THE EXERCISE:
Rewrite each line of the records below as a JSON list of strings, with one string per line and no blank lines.

(Data listing)
start

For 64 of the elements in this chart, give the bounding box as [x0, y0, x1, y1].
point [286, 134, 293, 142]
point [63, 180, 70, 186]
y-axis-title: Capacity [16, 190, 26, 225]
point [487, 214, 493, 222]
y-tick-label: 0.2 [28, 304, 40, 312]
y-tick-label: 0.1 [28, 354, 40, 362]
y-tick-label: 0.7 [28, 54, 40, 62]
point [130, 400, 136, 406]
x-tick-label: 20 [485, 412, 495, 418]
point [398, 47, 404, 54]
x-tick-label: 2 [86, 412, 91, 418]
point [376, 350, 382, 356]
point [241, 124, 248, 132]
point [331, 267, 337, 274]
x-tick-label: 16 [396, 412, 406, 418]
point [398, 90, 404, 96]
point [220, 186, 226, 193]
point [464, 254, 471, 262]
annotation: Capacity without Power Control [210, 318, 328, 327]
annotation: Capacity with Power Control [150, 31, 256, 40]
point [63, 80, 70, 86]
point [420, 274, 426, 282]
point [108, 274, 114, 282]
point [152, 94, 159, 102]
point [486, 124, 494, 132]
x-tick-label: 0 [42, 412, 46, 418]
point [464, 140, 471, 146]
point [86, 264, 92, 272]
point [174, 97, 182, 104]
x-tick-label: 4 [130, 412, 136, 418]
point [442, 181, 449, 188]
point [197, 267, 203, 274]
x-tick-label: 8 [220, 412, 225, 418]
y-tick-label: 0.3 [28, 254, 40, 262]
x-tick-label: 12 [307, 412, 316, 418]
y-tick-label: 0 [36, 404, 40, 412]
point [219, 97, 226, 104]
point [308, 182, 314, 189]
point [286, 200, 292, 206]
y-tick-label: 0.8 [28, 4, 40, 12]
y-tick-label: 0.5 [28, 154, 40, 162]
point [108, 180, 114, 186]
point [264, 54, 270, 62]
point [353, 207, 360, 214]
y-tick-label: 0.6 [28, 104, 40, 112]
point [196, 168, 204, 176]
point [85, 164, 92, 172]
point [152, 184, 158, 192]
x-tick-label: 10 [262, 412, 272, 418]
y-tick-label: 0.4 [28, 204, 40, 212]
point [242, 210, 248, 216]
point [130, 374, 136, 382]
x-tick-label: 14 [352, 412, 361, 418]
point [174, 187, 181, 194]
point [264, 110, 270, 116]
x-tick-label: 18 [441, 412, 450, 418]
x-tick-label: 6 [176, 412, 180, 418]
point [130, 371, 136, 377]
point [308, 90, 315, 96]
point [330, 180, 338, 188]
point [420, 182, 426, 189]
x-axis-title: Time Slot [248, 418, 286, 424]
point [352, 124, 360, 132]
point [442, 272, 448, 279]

end

SOLVED EXERCISE:
[
  "For 64 of the elements in this chart, give the bounding box as [x0, y0, x1, y1].",
  "point [286, 134, 293, 142]",
  "point [63, 180, 70, 186]",
  "y-axis-title: Capacity [16, 190, 26, 225]",
  "point [487, 214, 493, 222]",
  "y-tick-label: 0.2 [28, 304, 40, 312]",
  "y-tick-label: 0.1 [28, 354, 40, 362]",
  "y-tick-label: 0.7 [28, 54, 40, 62]",
  "point [130, 400, 136, 406]",
  "x-tick-label: 20 [485, 412, 495, 418]",
  "point [398, 47, 404, 54]",
  "x-tick-label: 2 [86, 412, 91, 418]",
  "point [376, 350, 382, 356]",
  "point [241, 124, 248, 132]",
  "point [331, 267, 337, 274]",
  "x-tick-label: 16 [396, 412, 406, 418]",
  "point [398, 90, 404, 96]",
  "point [220, 186, 226, 193]",
  "point [464, 254, 471, 262]",
  "annotation: Capacity without Power Control [210, 318, 328, 327]",
  "annotation: Capacity with Power Control [150, 31, 256, 40]",
  "point [63, 80, 70, 86]",
  "point [420, 274, 426, 282]",
  "point [108, 274, 114, 282]",
  "point [152, 94, 159, 102]",
  "point [486, 124, 494, 132]",
  "x-tick-label: 0 [42, 412, 46, 418]",
  "point [464, 140, 471, 146]",
  "point [86, 264, 92, 272]",
  "point [174, 97, 182, 104]",
  "x-tick-label: 4 [130, 412, 136, 418]",
  "point [442, 181, 449, 188]",
  "point [197, 267, 203, 274]",
  "x-tick-label: 8 [220, 412, 225, 418]",
  "y-tick-label: 0.3 [28, 254, 40, 262]",
  "x-tick-label: 12 [307, 412, 316, 418]",
  "y-tick-label: 0 [36, 404, 40, 412]",
  "point [219, 97, 226, 104]",
  "point [308, 182, 314, 189]",
  "point [286, 200, 292, 206]",
  "y-tick-label: 0.8 [28, 4, 40, 12]",
  "y-tick-label: 0.5 [28, 154, 40, 162]",
  "point [108, 180, 114, 186]",
  "point [264, 54, 270, 62]",
  "point [353, 207, 360, 214]",
  "y-tick-label: 0.6 [28, 104, 40, 112]",
  "point [196, 168, 204, 176]",
  "point [85, 164, 92, 172]",
  "point [152, 184, 158, 192]",
  "x-tick-label: 10 [262, 412, 272, 418]",
  "y-tick-label: 0.4 [28, 204, 40, 212]",
  "point [242, 210, 248, 216]",
  "point [130, 374, 136, 382]",
  "x-tick-label: 14 [352, 412, 361, 418]",
  "point [174, 187, 181, 194]",
  "point [264, 110, 270, 116]",
  "x-tick-label: 18 [441, 412, 450, 418]",
  "x-tick-label: 6 [176, 412, 180, 418]",
  "point [130, 371, 136, 377]",
  "point [308, 90, 315, 96]",
  "point [330, 180, 338, 188]",
  "point [420, 182, 426, 189]",
  "x-axis-title: Time Slot [248, 418, 286, 424]",
  "point [352, 124, 360, 132]",
  "point [442, 272, 448, 279]"
]